### WHAT TO PRODUCE
Write the entries below out again exactly; any picture in them stays out.

### STORED ROWS

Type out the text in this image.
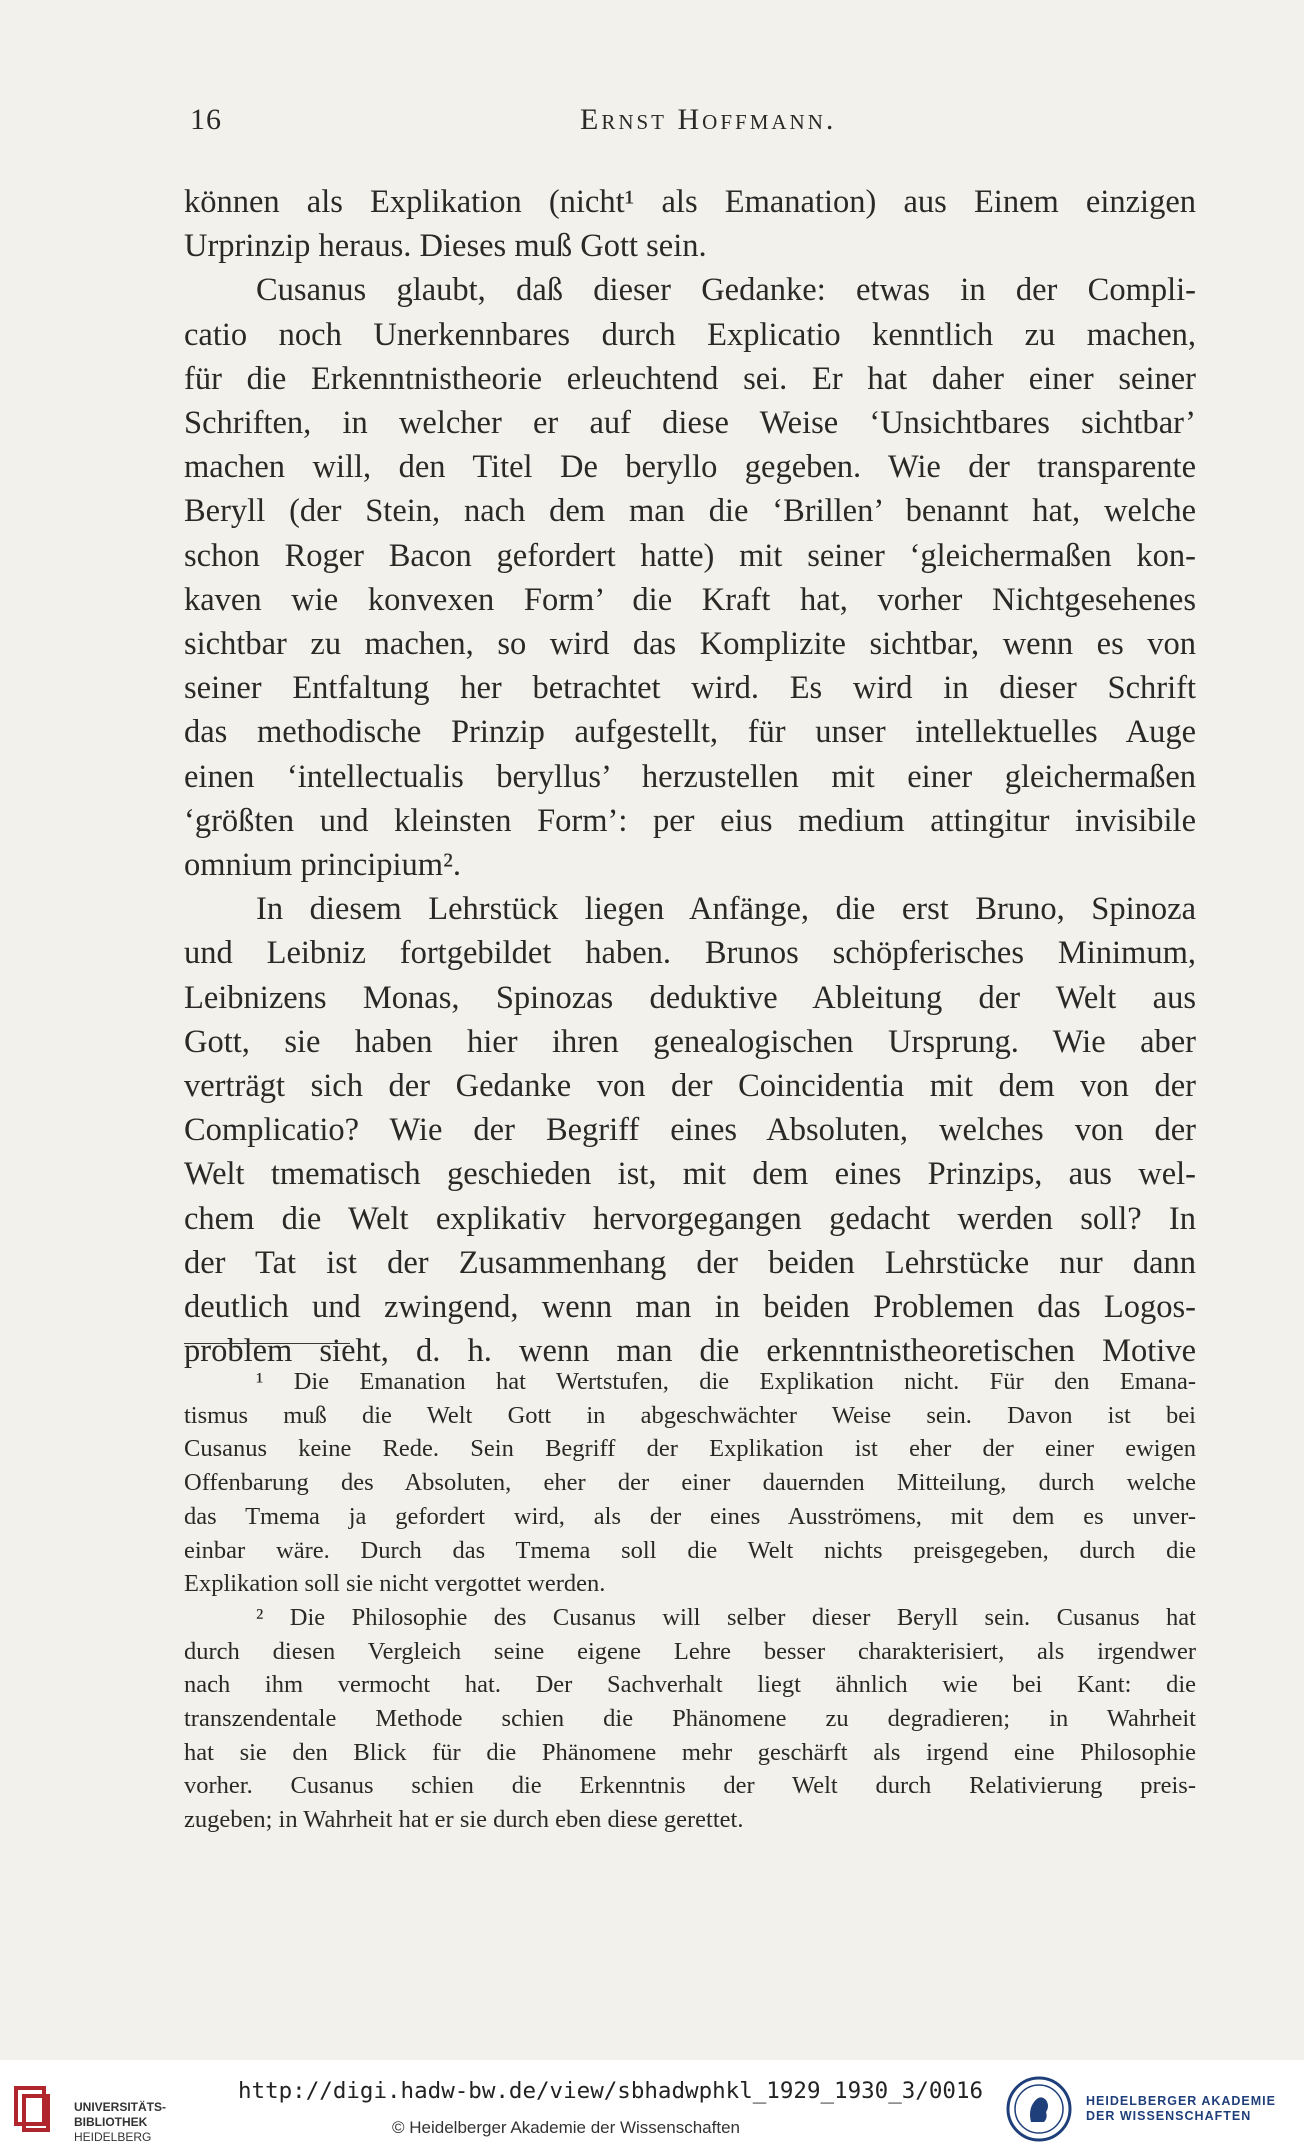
16	Ernst Hoffmann.
können als Explikation (nicht¹ als Emanation) aus Einem einzigen
Urprinzip heraus. Dieses muß Gott sein.
Cusanus glaubt, daß dieser Gedanke: etwas in der Compli-
catio noch Unerkennbares durch Explicatio kenntlich zu machen,
für die Erkenntnistheorie erleuchtend sei. Er hat daher einer seiner
Schriften, in welcher er auf diese Weise ‘Unsichtbares sichtbar’
machen will, den Titel De beryllo gegeben. Wie der transparente
Beryll (der Stein, nach dem man die ‘Brillen’ benannt hat, welche
schon Roger Bacon gefordert hatte) mit seiner ‘gleichermaßen kon-
kaven wie konvexen Form’ die Kraft hat, vorher Nichtgesehenes
sichtbar zu machen, so wird das Komplizite sichtbar, wenn es von
seiner Entfaltung her betrachtet wird. Es wird in dieser Schrift
das methodische Prinzip aufgestellt, für unser intellektuelles Auge
einen ‘intellectualis beryllus’ herzustellen mit einer gleichermaßen
‘größten und kleinsten Form’: per eius medium attingitur invisibile
omnium principium².
In diesem Lehrstück liegen Anfänge, die erst Bruno, Spinoza
und Leibniz fortgebildet haben. Brunos schöpferisches Minimum,
Leibnizens Monas, Spinozas deduktive Ableitung der Welt aus
Gott, sie haben hier ihren genealogischen Ursprung. Wie aber
verträgt sich der Gedanke von der Coincidentia mit dem von der
Complicatio? Wie der Begriff eines Absoluten, welches von der
Welt tmematisch geschieden ist, mit dem eines Prinzips, aus wel-
chem die Welt explikativ hervorgegangen gedacht werden soll? In
der Tat ist der Zusammenhang der beiden Lehrstücke nur dann
deutlich und zwingend, wenn man in beiden Problemen das Logos-
problem sieht, d. h. wenn man die erkenntnistheoretischen Motive
¹ Die Emanation hat Wertstufen, die Explikation nicht. Für den Emana-
tismus muß die Welt Gott in abgeschwächter Weise sein. Davon ist bei
Cusanus keine Rede. Sein Begriff der Explikation ist eher der einer ewigen
Offenbarung des Absoluten, eher der einer dauernden Mitteilung, durch welche
das Tmema ja gefordert wird, als der eines Ausströmens, mit dem es unver-
einbar wäre. Durch das Tmema soll die Welt nichts preisgegeben, durch die
Explikation soll sie nicht vergottet werden.
² Die Philosophie des Cusanus will selber dieser Beryll sein. Cusanus hat
durch diesen Vergleich seine eigene Lehre besser charakterisiert, als irgendwer
nach ihm vermocht hat. Der Sachverhalt liegt ähnlich wie bei Kant: die
transzendentale Methode schien die Phänomene zu degradieren; in Wahrheit
hat sie den Blick für die Phänomene mehr geschärft als irgend eine Philosophie
vorher. Cusanus schien die Erkenntnis der Welt durch Relativierung preis-
zugeben; in Wahrheit hat er sie durch eben diese gerettet.
UNIVERSITÄTS-
BIBLIOTHEK
HEIDELBERG
http://digi.hadw-bw.de/view/sbhadwphkl_1929_1930_3/0016
© Heidelberger Akademie der Wissenschaften
HEIDELBERGER AKADEMIE
DER WISSENSCHAFTEN
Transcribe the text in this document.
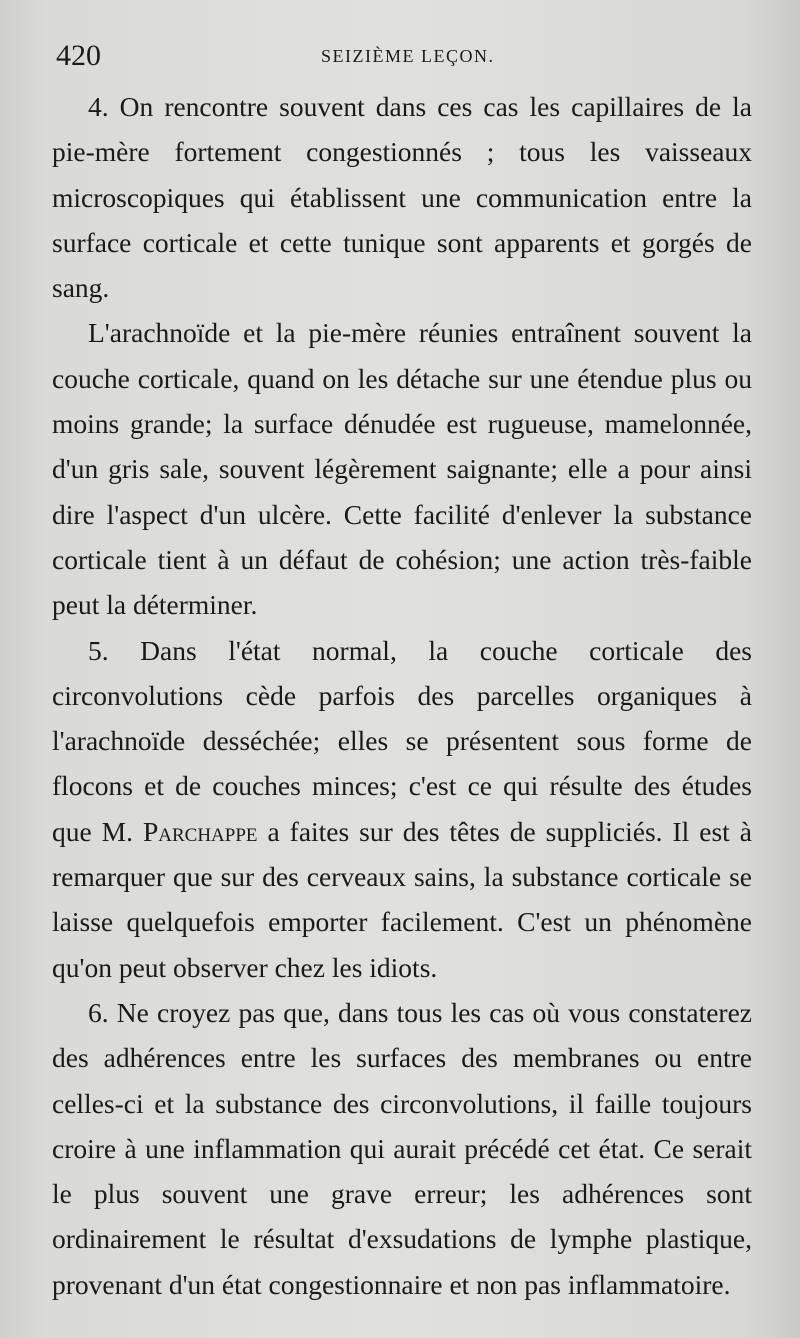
420	SEIZIÈME LEÇON.

4. On rencontre souvent dans ces cas les capillaires de la pie-mère fortement congestionnés ; tous les vaisseaux microscopiques qui établissent une communication entre la surface corticale et cette tunique sont apparents et gorgés de sang.

L'arachnoïde et la pie-mère réunies entraînent souvent la couche corticale, quand on les détache sur une étendue plus ou moins grande; la surface dénudée est rugueuse, mamelonnée, d'un gris sale, souvent légèrement saignante; elle a pour ainsi dire l'aspect d'un ulcère. Cette facilité d'enlever la substance corticale tient à un défaut de cohésion; une action très-faible peut la déterminer.

5. Dans l'état normal, la couche corticale des circonvolutions cède parfois des parcelles organiques à l'arachnoïde desséchée; elles se présentent sous forme de flocons et de couches minces; c'est ce qui résulte des études que M. Parchappe a faites sur des têtes de suppliciés. Il est à remarquer que sur des cerveaux sains, la substance corticale se laisse quelquefois emporter facilement. C'est un phénomène qu'on peut observer chez les idiots.

6. Ne croyez pas que, dans tous les cas où vous constaterez des adhérences entre les surfaces des membranes ou entre celles-ci et la substance des circonvolutions, il faille toujours croire à une inflammation qui aurait précédé cet état. Ce serait le plus souvent une grave erreur; les adhérences sont ordinairement le résultat d'exsudations de lymphe plastique, provenant d'un état congestionnaire et non pas inflammatoire.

### COMPLETED EXERCISE
Type out the text in this image.
16	Ernst Hoffmann.
können als Explikation (nicht¹ als Emanation) aus Einem einzigen
Urprinzip heraus. Dieses muß Gott sein.
Cusanus glaubt, daß dieser Gedanke: etwas in der Compli-
catio noch Unerkennbares durch Explicatio kenntlich zu machen,
für die Erkenntnistheorie erleuchtend sei. Er hat daher einer seiner
Schriften, in welcher er auf diese Weise ‘Unsichtbares sichtbar’
machen will, den Titel De beryllo gegeben. Wie der transparente
Beryll (der Stein, nach dem man die ‘Brillen’ benannt hat, welche
schon Roger Bacon gefordert hatte) mit seiner ‘gleichermaßen kon-
kaven wie konvexen Form’ die Kraft hat, vorher Nichtgesehenes
sichtbar zu machen, so wird das Komplizite sichtbar, wenn es von
seiner Entfaltung her betrachtet wird. Es wird in dieser Schrift
das methodische Prinzip aufgestellt, für unser intellektuelles Auge
einen ‘intellectualis beryllus’ herzustellen mit einer gleichermaßen
‘größten und kleinsten Form’: per eius medium attingitur invisibile
omnium principium².
In diesem Lehrstück liegen Anfänge, die erst Bruno, Spinoza
und Leibniz fortgebildet haben. Brunos schöpferisches Minimum,
Leibnizens Monas, Spinozas deduktive Ableitung der Welt aus
Gott, sie haben hier ihren genealogischen Ursprung. Wie aber
verträgt sich der Gedanke von der Coincidentia mit dem von der
Complicatio? Wie der Begriff eines Absoluten, welches von der
Welt tmematisch geschieden ist, mit dem eines Prinzips, aus wel-
chem die Welt explikativ hervorgegangen gedacht werden soll? In
der Tat ist der Zusammenhang der beiden Lehrstücke nur dann
deutlich und zwingend, wenn man in beiden Problemen das Logos-
problem sieht, d. h. wenn man die erkenntnistheoretischen Motive
¹ Die Emanation hat Wertstufen, die Explikation nicht. Für den Emana-
tismus muß die Welt Gott in abgeschwächter Weise sein. Davon ist bei
Cusanus keine Rede. Sein Begriff der Explikation ist eher der einer ewigen
Offenbarung des Absoluten, eher der einer dauernden Mitteilung, durch welche
das Tmema ja gefordert wird, als der eines Ausströmens, mit dem es unver-
einbar wäre. Durch das Tmema soll die Welt nichts preisgegeben, durch die
Explikation soll sie nicht vergottet werden.
² Die Philosophie des Cusanus will selber dieser Beryll sein. Cusanus hat
durch diesen Vergleich seine eigene Lehre besser charakterisiert, als irgendwer
nach ihm vermocht hat. Der Sachverhalt liegt ähnlich wie bei Kant: die
transzendentale Methode schien die Phänomene zu degradieren; in Wahrheit
hat sie den Blick für die Phänomene mehr geschärft als irgend eine Philosophie
vorher. Cusanus schien die Erkenntnis der Welt durch Relativierung preis-
zugeben; in Wahrheit hat er sie durch eben diese gerettet.
UNIVERSITÄTS-
BIBLIOTHEK
HEIDELBERG
http://digi.hadw-bw.de/view/sbhadwphkl_1929_1930_3/0016
© Heidelberger Akademie der Wissenschaften
HEIDELBERGER AKADEMIE
DER WISSENSCHAFTEN
Transcribe the text in this document.
420	SEIZIÈME LEÇON.

4. On rencontre souvent dans ces cas les capillaires de la pie-mère fortement congestionnés ; tous les vaisseaux microscopiques qui établissent une communication entre la surface corticale et cette tunique sont apparents et gorgés de sang.

L'arachnoïde et la pie-mère réunies entraînent souvent la couche corticale, quand on les détache sur une étendue plus ou moins grande; la surface dénudée est rugueuse, mamelonnée, d'un gris sale, souvent légèrement saignante; elle a pour ainsi dire l'aspect d'un ulcère. Cette facilité d'enlever la substance corticale tient à un défaut de cohésion; une action très-faible peut la déterminer.

5. Dans l'état normal, la couche corticale des circonvolutions cède parfois des parcelles organiques à l'arachnoïde desséchée; elles se présentent sous forme de flocons et de couches minces; c'est ce qui résulte des études que M. Parchappe a faites sur des têtes de suppliciés. Il est à remarquer que sur des cerveaux sains, la substance corticale se laisse quelquefois emporter facilement. C'est un phénomène qu'on peut observer chez les idiots.

6. Ne croyez pas que, dans tous les cas où vous constaterez des adhérences entre les surfaces des membranes ou entre celles-ci et la substance des circonvolutions, il faille toujours croire à une inflammation qui aurait précédé cet état. Ce serait le plus souvent une grave erreur; les adhérences sont ordinairement le résultat d'exsudations de lymphe plastique, provenant d'un état congestionnaire et non pas inflammatoire.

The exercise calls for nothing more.